Collect every line of the records below that contains the word "time".
>>>>>
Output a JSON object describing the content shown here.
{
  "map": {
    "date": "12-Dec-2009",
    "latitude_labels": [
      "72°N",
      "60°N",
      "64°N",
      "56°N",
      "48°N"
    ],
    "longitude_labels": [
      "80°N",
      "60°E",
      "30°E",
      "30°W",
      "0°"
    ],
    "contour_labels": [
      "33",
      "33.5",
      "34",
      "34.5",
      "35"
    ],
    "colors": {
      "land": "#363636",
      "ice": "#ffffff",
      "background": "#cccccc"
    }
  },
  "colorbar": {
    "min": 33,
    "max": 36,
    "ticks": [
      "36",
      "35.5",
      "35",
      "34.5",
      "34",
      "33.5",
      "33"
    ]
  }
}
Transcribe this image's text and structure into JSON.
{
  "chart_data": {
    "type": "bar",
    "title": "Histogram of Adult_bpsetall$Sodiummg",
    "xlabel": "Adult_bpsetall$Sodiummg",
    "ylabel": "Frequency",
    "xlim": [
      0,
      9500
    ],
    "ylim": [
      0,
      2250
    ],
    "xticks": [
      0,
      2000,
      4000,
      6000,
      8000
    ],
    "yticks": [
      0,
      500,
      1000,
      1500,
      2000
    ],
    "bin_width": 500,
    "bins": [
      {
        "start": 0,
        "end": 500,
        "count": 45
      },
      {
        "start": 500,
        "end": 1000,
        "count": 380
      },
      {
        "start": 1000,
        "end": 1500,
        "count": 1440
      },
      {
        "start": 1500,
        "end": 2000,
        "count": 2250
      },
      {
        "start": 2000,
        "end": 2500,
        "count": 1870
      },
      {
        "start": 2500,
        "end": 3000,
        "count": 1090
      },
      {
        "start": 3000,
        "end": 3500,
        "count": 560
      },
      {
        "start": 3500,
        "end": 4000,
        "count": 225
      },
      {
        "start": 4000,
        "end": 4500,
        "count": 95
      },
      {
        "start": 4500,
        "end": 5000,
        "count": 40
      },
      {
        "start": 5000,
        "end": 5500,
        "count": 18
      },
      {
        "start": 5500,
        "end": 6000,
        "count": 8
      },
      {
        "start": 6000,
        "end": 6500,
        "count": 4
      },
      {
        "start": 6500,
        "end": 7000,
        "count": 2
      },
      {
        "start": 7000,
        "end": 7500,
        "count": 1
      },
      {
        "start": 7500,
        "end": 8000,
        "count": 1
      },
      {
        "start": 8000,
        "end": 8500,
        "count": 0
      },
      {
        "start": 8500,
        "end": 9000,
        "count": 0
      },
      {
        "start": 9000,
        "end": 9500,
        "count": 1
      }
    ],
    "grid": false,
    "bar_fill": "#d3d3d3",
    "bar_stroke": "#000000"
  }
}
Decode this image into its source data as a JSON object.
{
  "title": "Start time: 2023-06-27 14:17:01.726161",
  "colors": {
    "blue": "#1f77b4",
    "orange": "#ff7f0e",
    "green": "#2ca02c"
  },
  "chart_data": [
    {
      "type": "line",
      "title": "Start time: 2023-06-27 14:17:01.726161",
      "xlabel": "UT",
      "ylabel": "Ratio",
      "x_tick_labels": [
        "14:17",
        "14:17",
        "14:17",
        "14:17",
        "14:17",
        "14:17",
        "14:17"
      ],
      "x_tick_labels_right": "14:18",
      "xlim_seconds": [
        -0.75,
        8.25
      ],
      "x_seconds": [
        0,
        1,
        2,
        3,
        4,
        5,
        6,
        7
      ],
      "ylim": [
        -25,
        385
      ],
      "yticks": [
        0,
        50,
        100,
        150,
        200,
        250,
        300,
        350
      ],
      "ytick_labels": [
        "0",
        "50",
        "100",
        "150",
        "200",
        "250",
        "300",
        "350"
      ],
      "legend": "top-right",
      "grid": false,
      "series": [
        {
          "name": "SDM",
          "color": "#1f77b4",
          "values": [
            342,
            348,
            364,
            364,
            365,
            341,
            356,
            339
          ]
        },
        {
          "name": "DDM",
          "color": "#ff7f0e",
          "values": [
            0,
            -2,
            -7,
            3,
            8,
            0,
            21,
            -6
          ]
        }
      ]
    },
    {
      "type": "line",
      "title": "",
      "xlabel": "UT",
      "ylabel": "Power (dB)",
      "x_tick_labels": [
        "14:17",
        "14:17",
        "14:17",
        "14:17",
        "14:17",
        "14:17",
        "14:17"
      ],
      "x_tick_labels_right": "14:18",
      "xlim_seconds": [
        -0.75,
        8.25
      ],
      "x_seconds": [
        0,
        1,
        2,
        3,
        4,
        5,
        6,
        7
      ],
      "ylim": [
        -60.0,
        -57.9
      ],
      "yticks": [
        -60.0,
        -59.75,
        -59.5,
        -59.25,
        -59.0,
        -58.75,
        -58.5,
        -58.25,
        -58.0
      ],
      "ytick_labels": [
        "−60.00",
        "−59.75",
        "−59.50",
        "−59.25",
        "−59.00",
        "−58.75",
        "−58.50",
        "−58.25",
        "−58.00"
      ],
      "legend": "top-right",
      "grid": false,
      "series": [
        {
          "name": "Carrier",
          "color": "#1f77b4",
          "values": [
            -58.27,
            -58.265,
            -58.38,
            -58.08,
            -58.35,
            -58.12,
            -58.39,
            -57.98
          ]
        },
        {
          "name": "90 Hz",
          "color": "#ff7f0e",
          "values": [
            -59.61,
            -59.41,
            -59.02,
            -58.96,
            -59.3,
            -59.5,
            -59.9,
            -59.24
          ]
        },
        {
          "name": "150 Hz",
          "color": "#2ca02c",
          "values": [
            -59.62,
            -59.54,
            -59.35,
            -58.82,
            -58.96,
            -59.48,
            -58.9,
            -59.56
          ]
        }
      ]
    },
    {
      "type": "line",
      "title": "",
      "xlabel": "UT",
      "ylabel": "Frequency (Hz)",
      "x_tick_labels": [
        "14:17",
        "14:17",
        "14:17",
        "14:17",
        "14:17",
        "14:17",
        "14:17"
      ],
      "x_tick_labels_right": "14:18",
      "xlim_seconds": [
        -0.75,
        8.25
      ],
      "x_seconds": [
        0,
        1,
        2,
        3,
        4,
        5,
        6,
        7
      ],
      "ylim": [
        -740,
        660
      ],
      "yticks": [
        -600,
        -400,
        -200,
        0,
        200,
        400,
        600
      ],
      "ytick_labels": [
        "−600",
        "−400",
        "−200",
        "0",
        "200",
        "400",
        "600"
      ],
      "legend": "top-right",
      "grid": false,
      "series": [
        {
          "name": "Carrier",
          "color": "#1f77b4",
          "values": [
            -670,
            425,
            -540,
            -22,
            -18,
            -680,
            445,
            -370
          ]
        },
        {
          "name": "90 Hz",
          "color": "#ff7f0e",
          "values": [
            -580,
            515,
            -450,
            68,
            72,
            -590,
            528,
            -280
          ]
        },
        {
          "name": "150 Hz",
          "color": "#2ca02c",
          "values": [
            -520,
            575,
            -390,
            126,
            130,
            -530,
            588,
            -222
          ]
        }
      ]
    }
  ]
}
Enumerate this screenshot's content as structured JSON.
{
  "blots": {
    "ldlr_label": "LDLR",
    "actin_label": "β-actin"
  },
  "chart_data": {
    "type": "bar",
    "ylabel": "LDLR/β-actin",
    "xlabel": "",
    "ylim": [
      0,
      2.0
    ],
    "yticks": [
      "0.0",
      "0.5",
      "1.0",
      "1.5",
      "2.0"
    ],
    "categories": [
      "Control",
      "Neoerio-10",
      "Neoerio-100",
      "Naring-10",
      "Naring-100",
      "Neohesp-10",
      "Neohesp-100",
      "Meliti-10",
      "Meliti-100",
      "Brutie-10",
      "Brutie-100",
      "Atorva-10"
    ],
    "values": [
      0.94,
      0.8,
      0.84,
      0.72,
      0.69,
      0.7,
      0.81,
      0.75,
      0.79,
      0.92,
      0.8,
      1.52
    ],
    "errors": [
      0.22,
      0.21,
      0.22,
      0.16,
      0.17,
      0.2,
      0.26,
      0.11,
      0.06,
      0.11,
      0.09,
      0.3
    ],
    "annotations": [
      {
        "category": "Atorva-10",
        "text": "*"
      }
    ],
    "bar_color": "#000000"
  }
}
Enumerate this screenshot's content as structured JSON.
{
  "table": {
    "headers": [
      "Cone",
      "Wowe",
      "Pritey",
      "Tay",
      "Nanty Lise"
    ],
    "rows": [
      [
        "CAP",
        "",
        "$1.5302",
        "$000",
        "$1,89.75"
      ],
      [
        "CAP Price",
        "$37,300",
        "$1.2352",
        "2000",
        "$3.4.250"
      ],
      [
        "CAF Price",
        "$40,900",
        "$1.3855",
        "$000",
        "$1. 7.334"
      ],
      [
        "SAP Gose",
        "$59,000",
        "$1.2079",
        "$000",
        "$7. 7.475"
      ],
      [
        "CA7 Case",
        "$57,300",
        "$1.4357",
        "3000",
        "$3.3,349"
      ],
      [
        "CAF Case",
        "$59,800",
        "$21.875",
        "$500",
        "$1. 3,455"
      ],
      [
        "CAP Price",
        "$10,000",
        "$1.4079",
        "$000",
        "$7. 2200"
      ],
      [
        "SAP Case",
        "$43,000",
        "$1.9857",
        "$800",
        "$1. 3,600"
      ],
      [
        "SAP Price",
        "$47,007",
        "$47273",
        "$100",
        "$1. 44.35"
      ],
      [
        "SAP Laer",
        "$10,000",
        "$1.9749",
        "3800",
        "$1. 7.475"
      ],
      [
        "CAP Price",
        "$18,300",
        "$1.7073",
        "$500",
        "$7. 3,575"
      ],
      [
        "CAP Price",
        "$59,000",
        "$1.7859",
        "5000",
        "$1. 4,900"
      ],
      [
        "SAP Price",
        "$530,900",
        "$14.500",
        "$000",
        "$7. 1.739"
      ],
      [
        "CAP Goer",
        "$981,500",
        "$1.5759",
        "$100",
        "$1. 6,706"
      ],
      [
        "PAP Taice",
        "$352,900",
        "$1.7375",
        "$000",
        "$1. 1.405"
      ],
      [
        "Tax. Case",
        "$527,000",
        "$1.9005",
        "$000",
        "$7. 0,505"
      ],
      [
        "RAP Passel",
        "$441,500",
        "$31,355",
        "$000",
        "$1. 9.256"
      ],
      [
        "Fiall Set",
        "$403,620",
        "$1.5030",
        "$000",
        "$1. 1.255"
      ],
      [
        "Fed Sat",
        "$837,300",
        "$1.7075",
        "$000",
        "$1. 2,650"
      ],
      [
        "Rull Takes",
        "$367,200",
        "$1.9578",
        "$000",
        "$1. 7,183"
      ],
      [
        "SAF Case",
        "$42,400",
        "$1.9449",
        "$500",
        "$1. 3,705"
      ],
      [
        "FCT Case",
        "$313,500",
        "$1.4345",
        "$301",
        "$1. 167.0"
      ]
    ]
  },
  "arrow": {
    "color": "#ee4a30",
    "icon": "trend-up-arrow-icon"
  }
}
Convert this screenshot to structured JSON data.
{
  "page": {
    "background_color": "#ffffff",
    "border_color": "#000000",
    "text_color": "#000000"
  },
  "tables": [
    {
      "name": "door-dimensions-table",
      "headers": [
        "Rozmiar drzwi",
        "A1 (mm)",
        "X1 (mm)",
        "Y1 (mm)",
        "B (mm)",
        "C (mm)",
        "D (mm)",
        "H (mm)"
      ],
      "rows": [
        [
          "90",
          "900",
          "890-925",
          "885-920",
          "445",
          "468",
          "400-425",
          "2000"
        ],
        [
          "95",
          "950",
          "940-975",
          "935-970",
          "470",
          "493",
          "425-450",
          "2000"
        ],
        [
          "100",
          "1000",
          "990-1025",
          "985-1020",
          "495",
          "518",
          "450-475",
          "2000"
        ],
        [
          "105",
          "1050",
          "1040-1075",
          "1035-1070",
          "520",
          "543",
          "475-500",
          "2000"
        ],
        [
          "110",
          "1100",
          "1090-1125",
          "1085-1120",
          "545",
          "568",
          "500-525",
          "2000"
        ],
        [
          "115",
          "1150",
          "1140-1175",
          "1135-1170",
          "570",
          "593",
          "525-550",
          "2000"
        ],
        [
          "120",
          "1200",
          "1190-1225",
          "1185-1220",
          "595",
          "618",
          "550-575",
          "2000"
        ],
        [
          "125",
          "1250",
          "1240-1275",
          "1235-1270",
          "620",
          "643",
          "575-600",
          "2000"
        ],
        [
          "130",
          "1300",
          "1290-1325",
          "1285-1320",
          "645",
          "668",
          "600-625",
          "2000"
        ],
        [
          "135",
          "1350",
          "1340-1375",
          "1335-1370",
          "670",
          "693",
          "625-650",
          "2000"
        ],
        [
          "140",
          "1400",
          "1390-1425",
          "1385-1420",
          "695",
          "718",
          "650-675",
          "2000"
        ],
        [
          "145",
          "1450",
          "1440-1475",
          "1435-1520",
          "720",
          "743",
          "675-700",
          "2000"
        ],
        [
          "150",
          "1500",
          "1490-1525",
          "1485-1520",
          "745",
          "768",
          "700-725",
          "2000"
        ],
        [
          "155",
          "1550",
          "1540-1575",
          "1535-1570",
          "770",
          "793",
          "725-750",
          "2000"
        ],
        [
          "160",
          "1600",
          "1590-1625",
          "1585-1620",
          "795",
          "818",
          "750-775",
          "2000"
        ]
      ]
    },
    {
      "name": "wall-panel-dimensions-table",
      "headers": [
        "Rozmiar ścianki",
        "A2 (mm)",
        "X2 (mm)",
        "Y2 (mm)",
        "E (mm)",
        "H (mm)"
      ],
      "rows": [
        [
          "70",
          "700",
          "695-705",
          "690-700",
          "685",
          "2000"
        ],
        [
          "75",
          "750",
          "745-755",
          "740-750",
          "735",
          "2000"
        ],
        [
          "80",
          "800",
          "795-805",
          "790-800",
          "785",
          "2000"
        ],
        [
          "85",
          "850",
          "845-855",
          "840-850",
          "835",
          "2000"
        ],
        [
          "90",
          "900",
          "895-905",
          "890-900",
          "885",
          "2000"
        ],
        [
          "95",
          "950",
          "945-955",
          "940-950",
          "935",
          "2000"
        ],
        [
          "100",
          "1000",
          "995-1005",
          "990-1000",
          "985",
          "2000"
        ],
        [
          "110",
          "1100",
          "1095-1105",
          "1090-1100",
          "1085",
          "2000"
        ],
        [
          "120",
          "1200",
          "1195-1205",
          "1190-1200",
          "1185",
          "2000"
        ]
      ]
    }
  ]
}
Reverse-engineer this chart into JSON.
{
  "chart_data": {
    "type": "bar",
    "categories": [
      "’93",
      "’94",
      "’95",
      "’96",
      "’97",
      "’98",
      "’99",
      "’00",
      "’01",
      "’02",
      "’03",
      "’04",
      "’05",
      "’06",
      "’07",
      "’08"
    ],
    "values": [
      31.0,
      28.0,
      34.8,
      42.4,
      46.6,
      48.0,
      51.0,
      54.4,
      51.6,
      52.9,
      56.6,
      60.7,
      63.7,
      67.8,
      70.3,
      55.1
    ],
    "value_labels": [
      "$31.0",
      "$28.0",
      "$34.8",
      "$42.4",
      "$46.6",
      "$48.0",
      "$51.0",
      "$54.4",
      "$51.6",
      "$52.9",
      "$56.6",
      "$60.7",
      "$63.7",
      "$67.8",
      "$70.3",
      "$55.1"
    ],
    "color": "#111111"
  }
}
<<<<<
• _WORKED SOLUTION_:
  "title": "Start time: 2023-06-27 14:17:01.726161",
      "title": "Start time: 2023-06-27 14:17:01.726161",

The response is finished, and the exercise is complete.